Copy each line exactly. Drop every picture.

[Data excerpts]
● ● ● ● ●
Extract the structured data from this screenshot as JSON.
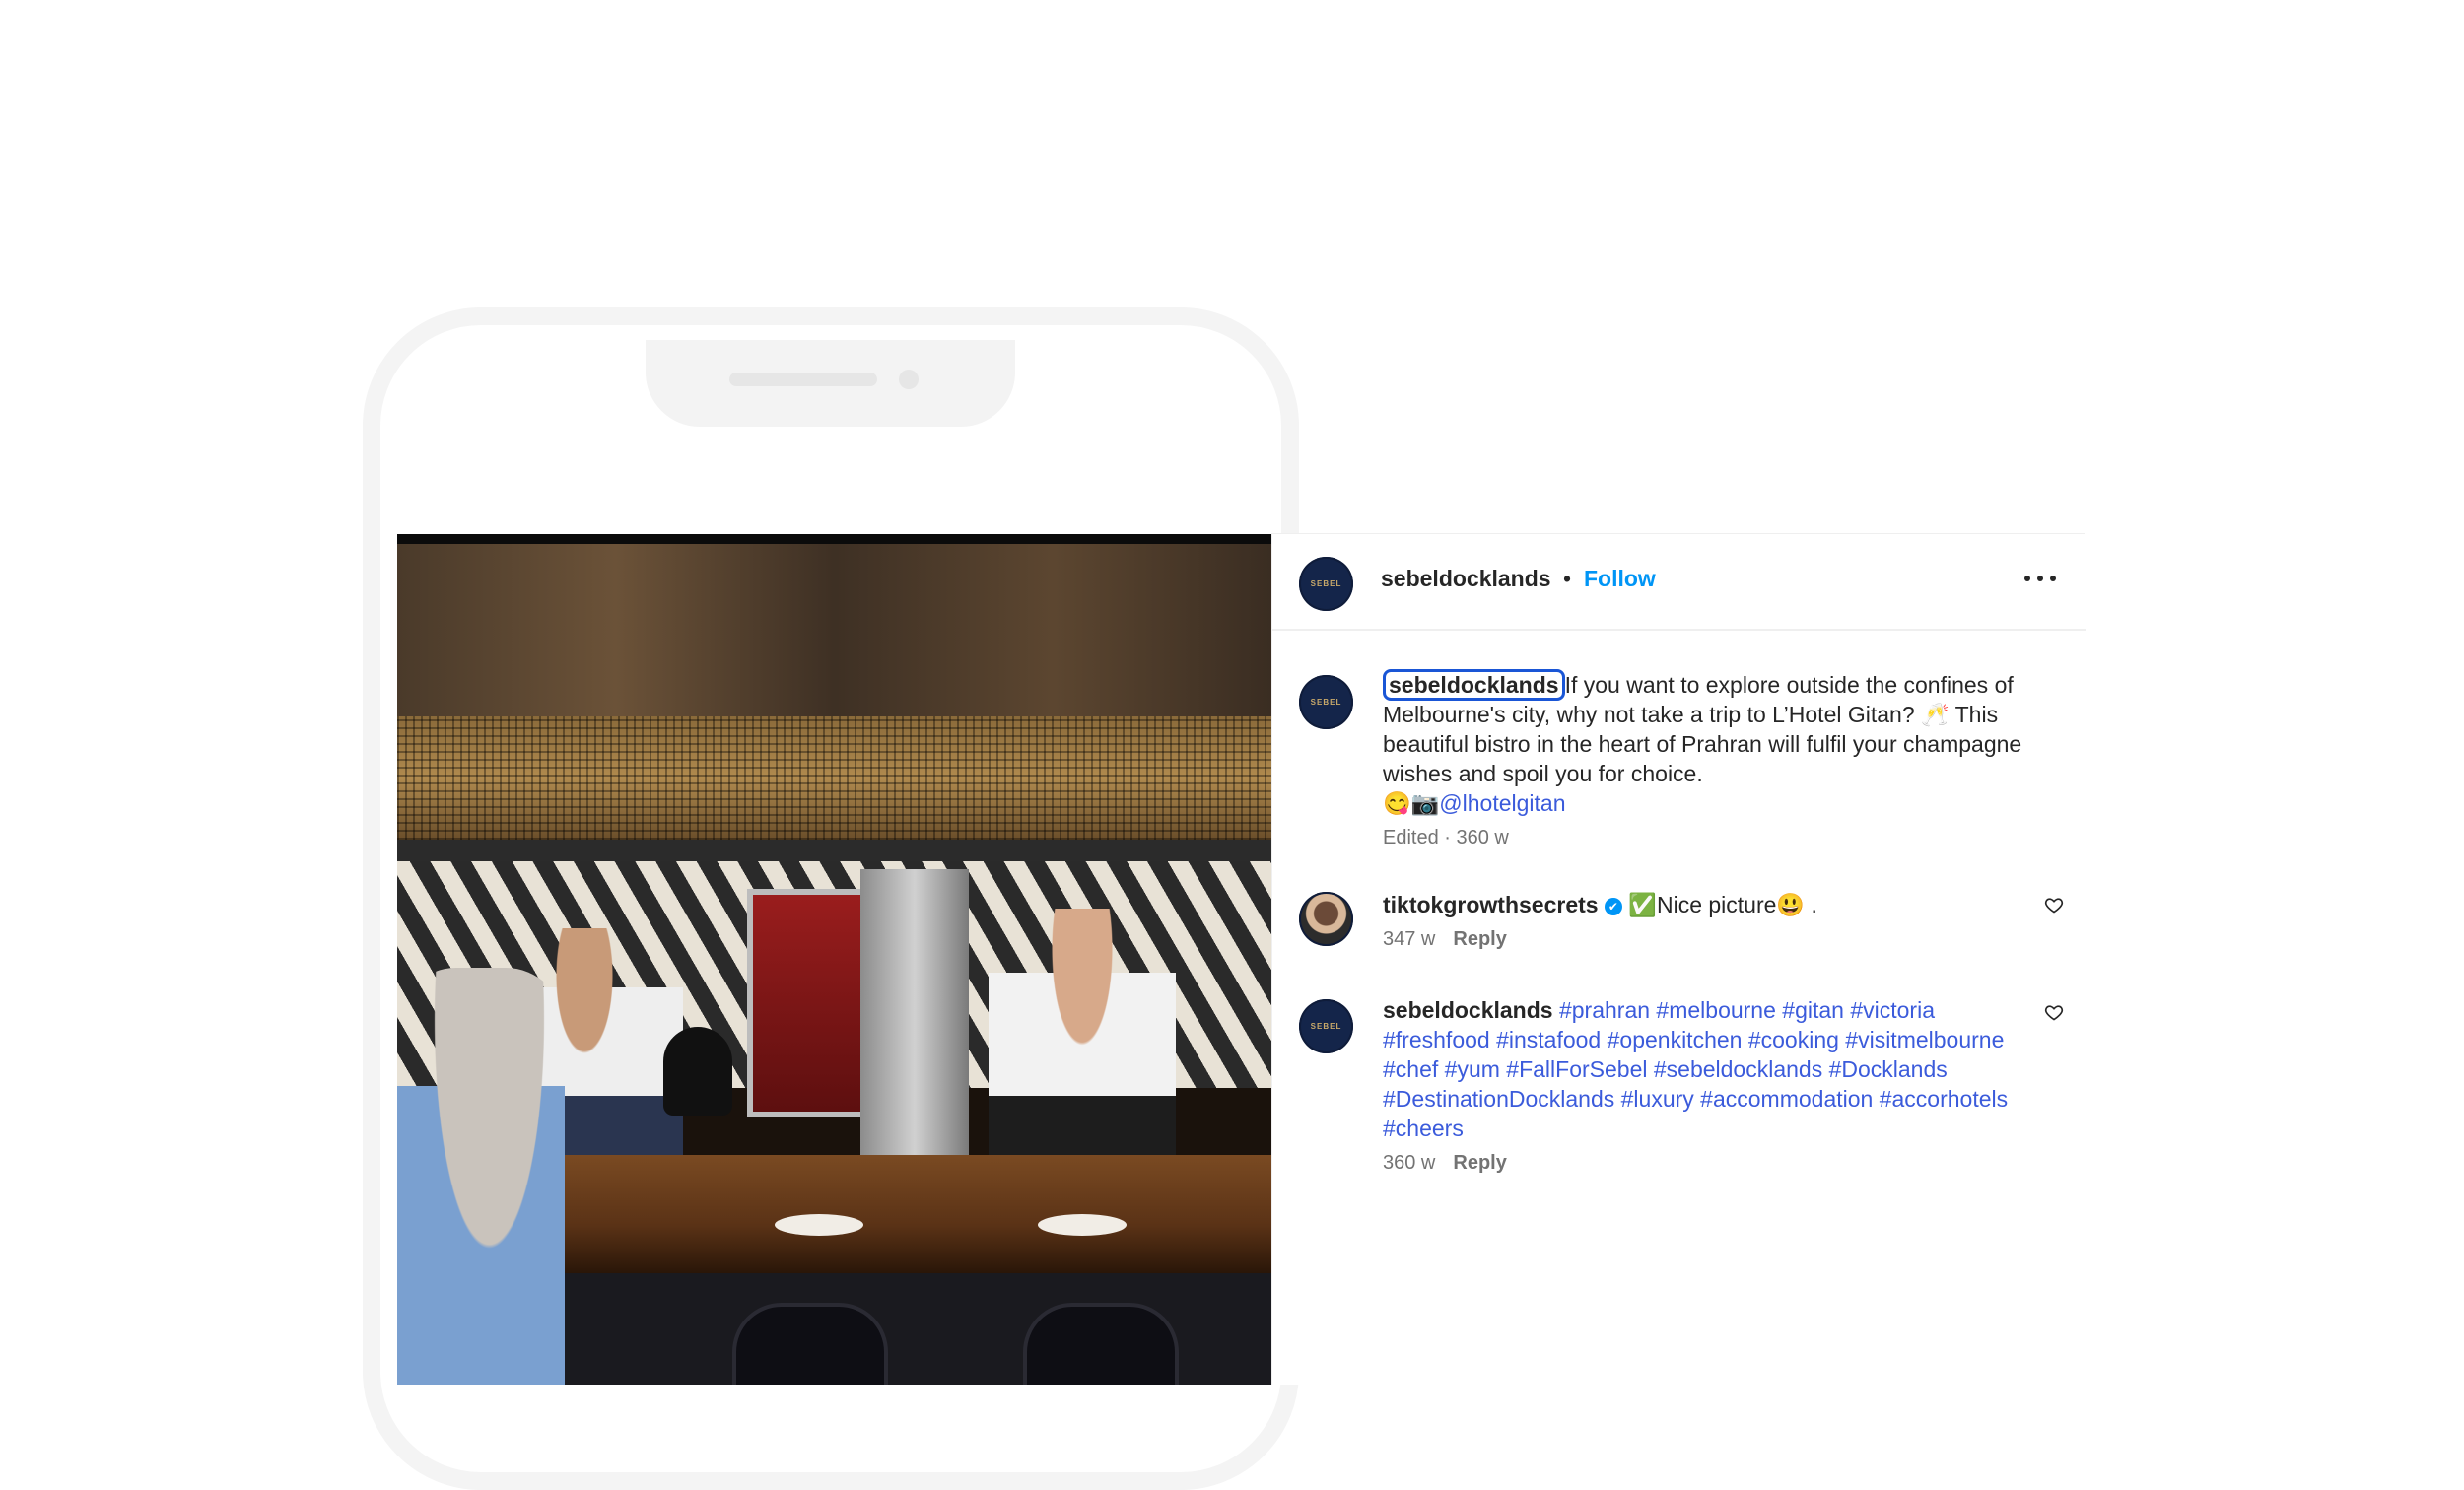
{
  "post": {
    "username": "sebeldocklands",
    "separator": "•",
    "follow_label": "Follow",
    "avatar_text": "SEBEL"
  },
  "caption": {
    "username": "sebeldocklands",
    "text": "If you want to explore outside the confines of Melbourne's city, why not take a trip to L’Hotel Gitan? 🥂  This beautiful bistro in the heart of Prahran will fulfil your champagne wishes and spoil you for choice.",
    "emoji_prefix": "😋📷",
    "mention": "@lhotelgitan",
    "meta": "Edited · 360 w"
  },
  "comments": [
    {
      "username": "tiktokgrowthsecrets",
      "verified_symbol": "✔",
      "text": "✅Nice picture😃 .",
      "time": "347 w",
      "reply_label": "Reply",
      "icon": "heart-icon"
    },
    {
      "username": "sebeldocklands",
      "hashtags": "#prahran #melbourne  #gitan #victoria #freshfood #instafood #openkitchen #cooking #visitmelbourne #chef #yum #FallForSebel #sebeldocklands #Docklands #DestinationDocklands #luxury #accommodation #accorhotels #cheers",
      "time": "360 w",
      "reply_label": "Reply",
      "avatar_text": "SEBEL",
      "icon": "heart-icon"
    }
  ],
  "colors": {
    "follow": "#0095f6",
    "link": "#3b5bdb",
    "highlight_border": "#1a56d6",
    "avatar_bg": "#14254a"
  }
}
● ● ● ● ●
## Exercise solution
Extract the structured data from this screenshot as JSON.
{
  "post": {
    "username": "sebeldocklands",
    "separator": "•",
    "follow_label": "Follow",
    "avatar_text": "SEBEL"
  },
  "caption": {
    "username": "sebeldocklands",
    "text": "If you want to explore outside the confines of Melbourne's city, why not take a trip to L’Hotel Gitan? 🥂  This beautiful bistro in the heart of Prahran will fulfil your champagne wishes and spoil you for choice.",
    "emoji_prefix": "😋📷",
    "mention": "@lhotelgitan",
    "meta": "Edited · 360 w"
  },
  "comments": [
    {
      "username": "tiktokgrowthsecrets",
      "verified_symbol": "✔",
      "text": "✅Nice picture😃 .",
      "time": "347 w",
      "reply_label": "Reply",
      "icon": "heart-icon"
    },
    {
      "username": "sebeldocklands",
      "hashtags": "#prahran #melbourne  #gitan #victoria #freshfood #instafood #openkitchen #cooking #visitmelbourne #chef #yum #FallForSebel #sebeldocklands #Docklands #DestinationDocklands #luxury #accommodation #accorhotels #cheers",
      "time": "360 w",
      "reply_label": "Reply",
      "avatar_text": "SEBEL",
      "icon": "heart-icon"
    }
  ],
  "colors": {
    "follow": "#0095f6",
    "link": "#3b5bdb",
    "highlight_border": "#1a56d6",
    "avatar_bg": "#14254a"
  }
}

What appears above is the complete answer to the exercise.